## Problem details
Find and copy each line of the records where the string "Soil" shows up.

## Input rows
----------------------------------------
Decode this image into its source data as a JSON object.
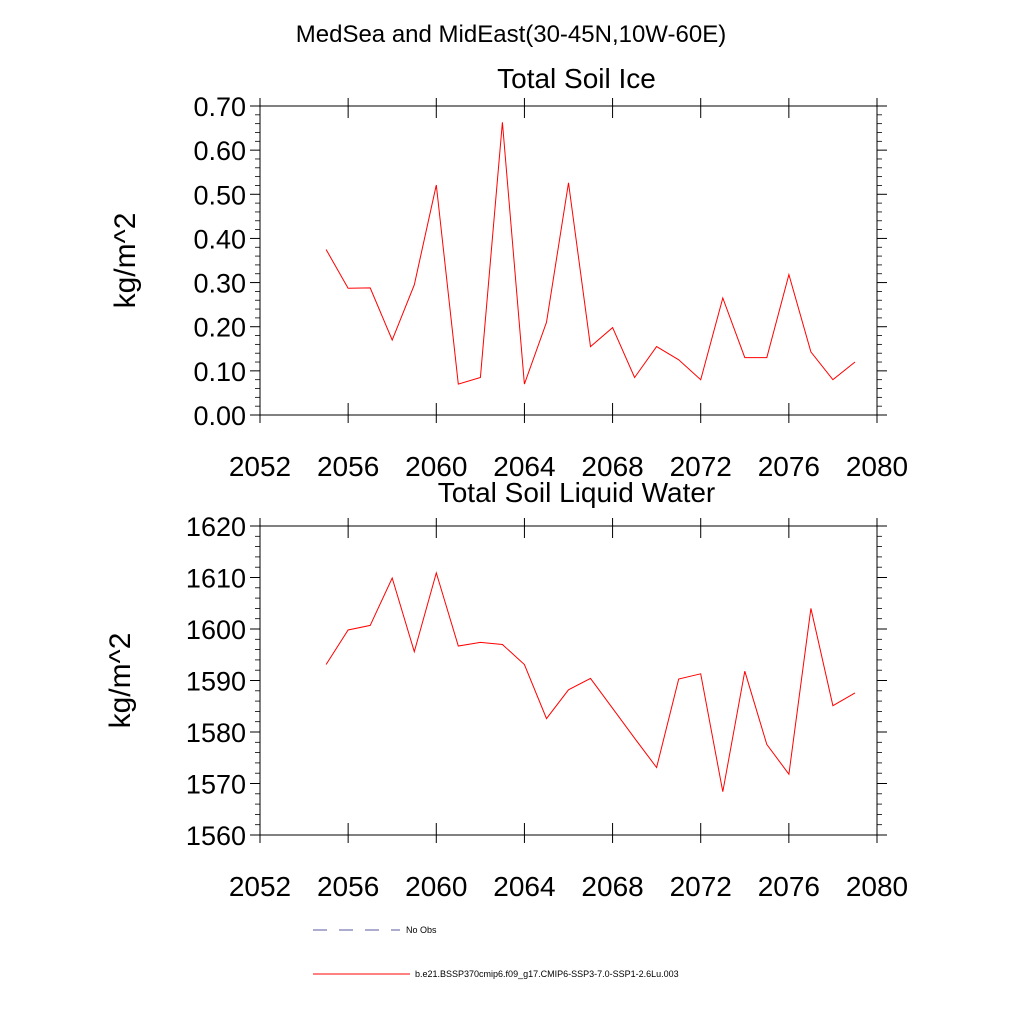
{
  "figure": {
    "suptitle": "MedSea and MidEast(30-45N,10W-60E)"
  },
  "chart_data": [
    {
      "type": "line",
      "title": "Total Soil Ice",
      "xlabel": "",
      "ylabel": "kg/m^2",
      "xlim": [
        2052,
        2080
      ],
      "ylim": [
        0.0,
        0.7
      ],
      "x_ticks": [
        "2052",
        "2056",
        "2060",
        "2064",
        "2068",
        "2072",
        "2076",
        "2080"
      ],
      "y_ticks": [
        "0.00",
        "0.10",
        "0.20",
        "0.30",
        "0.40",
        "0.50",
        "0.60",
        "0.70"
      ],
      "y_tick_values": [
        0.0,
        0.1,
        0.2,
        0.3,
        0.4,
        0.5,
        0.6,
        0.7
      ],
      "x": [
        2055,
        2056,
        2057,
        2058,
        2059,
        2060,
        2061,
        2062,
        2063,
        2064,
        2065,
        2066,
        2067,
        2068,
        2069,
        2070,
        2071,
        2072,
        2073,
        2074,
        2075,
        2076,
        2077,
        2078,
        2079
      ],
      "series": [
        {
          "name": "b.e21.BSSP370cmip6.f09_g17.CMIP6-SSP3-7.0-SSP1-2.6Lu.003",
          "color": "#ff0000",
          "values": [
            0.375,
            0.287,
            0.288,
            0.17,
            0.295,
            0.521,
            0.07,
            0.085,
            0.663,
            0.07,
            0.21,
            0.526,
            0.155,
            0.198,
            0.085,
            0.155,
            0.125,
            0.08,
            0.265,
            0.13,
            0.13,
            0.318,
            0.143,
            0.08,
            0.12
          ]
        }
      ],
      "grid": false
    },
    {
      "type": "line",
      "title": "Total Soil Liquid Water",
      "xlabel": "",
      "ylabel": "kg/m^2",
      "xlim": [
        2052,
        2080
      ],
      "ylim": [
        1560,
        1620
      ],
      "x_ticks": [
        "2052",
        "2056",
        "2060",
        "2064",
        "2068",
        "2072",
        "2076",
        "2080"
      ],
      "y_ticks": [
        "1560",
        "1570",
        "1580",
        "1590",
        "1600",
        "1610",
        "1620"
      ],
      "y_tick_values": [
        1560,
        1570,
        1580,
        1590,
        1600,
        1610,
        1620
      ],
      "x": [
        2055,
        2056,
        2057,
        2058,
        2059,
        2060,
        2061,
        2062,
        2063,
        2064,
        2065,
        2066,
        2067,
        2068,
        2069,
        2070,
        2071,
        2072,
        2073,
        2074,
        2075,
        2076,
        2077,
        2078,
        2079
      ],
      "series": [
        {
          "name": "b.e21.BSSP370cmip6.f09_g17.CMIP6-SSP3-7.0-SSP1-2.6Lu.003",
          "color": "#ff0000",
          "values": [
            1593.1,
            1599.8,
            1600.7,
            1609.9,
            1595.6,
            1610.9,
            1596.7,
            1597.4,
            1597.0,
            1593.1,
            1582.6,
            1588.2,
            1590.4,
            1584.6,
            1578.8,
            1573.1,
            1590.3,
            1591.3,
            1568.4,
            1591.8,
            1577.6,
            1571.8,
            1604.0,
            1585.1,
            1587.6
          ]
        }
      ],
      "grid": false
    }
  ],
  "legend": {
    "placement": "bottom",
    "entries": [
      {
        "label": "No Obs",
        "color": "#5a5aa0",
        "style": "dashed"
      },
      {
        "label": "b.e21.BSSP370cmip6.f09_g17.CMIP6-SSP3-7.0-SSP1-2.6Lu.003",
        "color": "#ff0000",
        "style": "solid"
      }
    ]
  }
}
----------------------------------------
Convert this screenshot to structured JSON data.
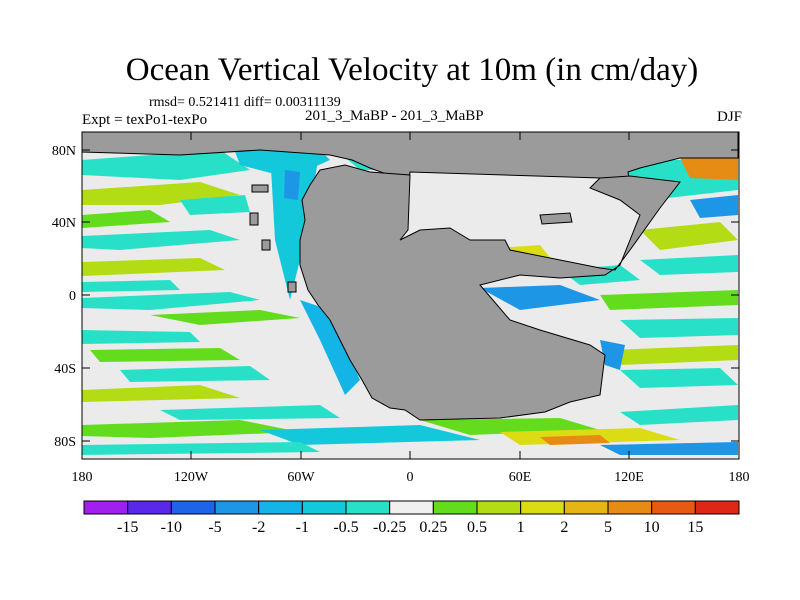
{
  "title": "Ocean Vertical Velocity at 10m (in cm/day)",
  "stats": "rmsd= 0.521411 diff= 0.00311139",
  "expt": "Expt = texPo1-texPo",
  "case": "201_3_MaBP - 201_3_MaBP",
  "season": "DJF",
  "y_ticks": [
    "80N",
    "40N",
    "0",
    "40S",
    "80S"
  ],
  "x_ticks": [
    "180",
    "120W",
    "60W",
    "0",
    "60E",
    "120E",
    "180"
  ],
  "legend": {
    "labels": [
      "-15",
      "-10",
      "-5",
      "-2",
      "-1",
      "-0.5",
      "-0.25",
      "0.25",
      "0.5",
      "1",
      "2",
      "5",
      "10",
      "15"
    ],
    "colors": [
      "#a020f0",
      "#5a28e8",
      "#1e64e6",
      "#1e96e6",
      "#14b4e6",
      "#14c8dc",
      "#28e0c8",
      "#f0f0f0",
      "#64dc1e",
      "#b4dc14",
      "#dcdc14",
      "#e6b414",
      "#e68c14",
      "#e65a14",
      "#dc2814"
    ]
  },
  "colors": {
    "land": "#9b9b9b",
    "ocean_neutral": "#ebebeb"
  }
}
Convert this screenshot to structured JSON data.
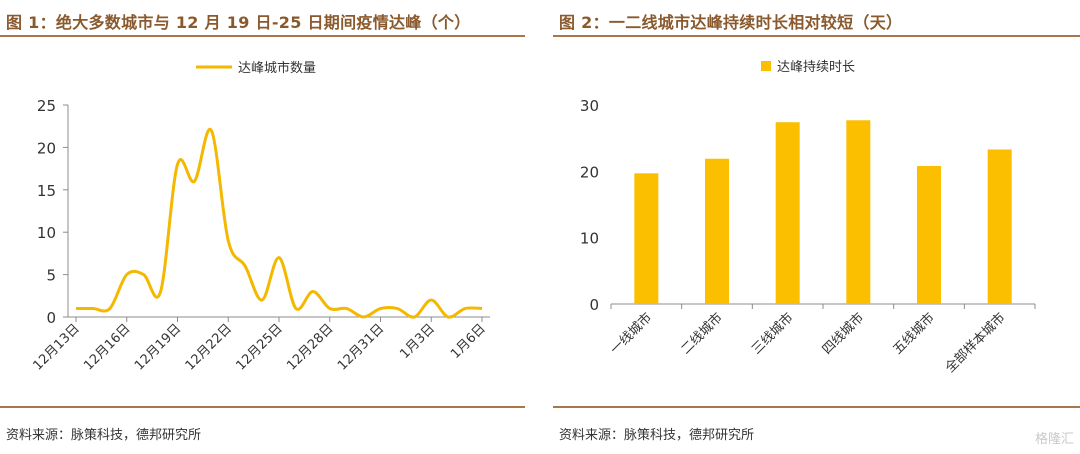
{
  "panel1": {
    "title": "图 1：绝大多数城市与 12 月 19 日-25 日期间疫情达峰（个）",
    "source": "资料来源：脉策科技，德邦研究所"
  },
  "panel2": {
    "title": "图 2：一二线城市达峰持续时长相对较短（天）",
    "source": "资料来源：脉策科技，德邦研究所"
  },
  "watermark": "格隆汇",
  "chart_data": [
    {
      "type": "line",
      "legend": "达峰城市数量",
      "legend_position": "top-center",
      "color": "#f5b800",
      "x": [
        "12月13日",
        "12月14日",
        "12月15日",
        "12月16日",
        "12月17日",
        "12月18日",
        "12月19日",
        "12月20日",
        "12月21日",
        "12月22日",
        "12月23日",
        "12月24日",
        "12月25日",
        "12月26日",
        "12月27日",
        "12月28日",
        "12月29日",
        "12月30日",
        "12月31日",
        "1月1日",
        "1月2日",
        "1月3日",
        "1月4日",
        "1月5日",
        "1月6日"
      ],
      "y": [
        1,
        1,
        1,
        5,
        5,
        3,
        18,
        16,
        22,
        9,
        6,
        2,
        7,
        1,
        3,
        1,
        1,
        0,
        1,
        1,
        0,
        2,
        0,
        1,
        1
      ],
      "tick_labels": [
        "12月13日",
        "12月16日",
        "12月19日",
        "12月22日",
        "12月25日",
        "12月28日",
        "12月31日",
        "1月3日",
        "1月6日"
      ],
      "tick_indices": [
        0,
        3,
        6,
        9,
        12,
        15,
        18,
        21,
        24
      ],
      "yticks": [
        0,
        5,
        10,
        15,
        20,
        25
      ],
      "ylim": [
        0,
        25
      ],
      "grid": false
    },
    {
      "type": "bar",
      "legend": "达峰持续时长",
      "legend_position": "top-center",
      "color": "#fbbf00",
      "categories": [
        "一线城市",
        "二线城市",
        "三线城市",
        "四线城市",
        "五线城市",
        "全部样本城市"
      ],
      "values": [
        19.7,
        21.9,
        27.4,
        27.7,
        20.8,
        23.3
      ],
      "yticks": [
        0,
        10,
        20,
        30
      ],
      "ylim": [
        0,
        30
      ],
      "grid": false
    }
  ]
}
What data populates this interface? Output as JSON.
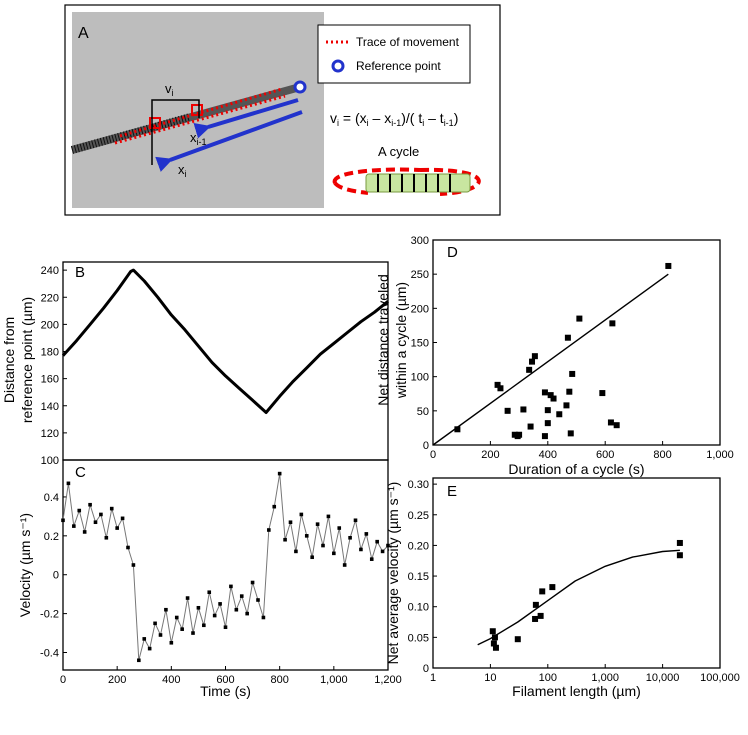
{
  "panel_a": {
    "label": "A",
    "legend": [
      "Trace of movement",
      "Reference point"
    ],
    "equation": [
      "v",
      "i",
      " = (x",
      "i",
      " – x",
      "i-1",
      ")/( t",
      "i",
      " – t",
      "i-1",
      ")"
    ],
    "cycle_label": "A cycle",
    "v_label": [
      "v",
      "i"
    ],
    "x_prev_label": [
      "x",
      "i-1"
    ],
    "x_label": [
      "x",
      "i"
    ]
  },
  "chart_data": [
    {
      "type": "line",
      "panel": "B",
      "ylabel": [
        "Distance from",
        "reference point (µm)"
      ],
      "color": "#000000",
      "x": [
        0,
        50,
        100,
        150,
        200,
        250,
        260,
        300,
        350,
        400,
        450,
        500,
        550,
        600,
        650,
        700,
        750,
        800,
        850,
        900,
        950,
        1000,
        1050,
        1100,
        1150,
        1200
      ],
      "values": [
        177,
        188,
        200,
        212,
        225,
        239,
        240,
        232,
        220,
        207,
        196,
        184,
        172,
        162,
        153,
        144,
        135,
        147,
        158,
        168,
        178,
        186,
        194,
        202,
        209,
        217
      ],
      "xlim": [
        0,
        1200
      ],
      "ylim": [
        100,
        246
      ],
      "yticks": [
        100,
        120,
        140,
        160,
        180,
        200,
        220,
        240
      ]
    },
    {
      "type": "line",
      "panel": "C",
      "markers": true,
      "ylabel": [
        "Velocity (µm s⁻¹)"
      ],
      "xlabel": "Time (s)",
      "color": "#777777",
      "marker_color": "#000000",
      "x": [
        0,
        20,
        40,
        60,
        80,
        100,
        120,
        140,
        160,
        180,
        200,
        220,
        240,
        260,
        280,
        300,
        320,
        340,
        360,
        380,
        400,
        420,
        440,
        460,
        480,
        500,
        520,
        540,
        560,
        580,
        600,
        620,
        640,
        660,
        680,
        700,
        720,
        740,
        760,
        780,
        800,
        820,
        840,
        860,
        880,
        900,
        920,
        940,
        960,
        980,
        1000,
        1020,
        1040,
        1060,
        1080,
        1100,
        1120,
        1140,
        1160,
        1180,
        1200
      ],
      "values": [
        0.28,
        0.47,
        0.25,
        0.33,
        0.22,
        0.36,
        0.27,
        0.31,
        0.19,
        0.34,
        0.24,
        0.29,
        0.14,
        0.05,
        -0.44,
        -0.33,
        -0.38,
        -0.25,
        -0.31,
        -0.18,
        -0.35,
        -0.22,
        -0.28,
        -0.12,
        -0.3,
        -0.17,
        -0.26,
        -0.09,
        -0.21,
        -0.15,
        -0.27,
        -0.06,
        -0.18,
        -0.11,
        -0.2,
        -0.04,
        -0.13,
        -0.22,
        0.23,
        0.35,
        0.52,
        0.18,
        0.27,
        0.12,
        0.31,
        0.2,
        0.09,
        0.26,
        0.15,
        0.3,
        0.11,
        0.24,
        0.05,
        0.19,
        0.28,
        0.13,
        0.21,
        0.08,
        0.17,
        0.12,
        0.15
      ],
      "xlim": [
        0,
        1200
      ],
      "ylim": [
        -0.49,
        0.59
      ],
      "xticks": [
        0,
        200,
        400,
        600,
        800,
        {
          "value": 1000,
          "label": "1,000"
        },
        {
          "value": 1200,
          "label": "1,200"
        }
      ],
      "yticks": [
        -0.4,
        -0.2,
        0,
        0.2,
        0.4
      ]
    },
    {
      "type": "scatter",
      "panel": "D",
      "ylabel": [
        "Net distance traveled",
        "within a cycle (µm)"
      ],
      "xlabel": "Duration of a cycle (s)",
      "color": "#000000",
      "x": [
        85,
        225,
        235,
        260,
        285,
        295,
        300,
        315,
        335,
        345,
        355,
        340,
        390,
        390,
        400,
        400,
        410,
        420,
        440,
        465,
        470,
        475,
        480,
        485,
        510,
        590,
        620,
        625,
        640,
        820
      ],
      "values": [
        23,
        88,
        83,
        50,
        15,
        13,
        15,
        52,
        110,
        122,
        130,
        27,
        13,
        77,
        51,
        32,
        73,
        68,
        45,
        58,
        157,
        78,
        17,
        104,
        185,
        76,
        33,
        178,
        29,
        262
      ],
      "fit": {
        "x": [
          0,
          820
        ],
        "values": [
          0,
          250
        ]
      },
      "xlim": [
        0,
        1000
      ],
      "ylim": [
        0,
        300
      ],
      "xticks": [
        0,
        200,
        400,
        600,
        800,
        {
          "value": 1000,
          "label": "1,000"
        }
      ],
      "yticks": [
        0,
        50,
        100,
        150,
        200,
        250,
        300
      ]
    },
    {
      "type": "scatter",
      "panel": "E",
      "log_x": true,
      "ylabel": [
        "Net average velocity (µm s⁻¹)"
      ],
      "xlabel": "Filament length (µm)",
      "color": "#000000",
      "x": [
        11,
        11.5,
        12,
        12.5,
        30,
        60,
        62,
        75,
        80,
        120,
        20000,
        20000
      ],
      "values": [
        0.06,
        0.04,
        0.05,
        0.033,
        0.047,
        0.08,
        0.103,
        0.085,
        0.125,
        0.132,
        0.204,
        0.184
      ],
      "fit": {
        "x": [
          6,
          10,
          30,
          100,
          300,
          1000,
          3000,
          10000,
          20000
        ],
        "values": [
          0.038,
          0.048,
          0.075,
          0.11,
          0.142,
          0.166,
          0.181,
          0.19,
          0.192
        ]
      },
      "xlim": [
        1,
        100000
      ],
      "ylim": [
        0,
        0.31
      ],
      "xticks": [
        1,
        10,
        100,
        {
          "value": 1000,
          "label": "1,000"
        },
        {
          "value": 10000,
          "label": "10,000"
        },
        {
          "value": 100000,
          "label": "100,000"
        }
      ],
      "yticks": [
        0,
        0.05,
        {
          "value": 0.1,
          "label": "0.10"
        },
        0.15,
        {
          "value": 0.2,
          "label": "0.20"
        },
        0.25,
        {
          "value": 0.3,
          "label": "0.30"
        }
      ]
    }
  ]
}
----------------------------------------
## Solution to this task
      "title": "Total Soil Ice",
      "title": "Total Soil Liquid Water",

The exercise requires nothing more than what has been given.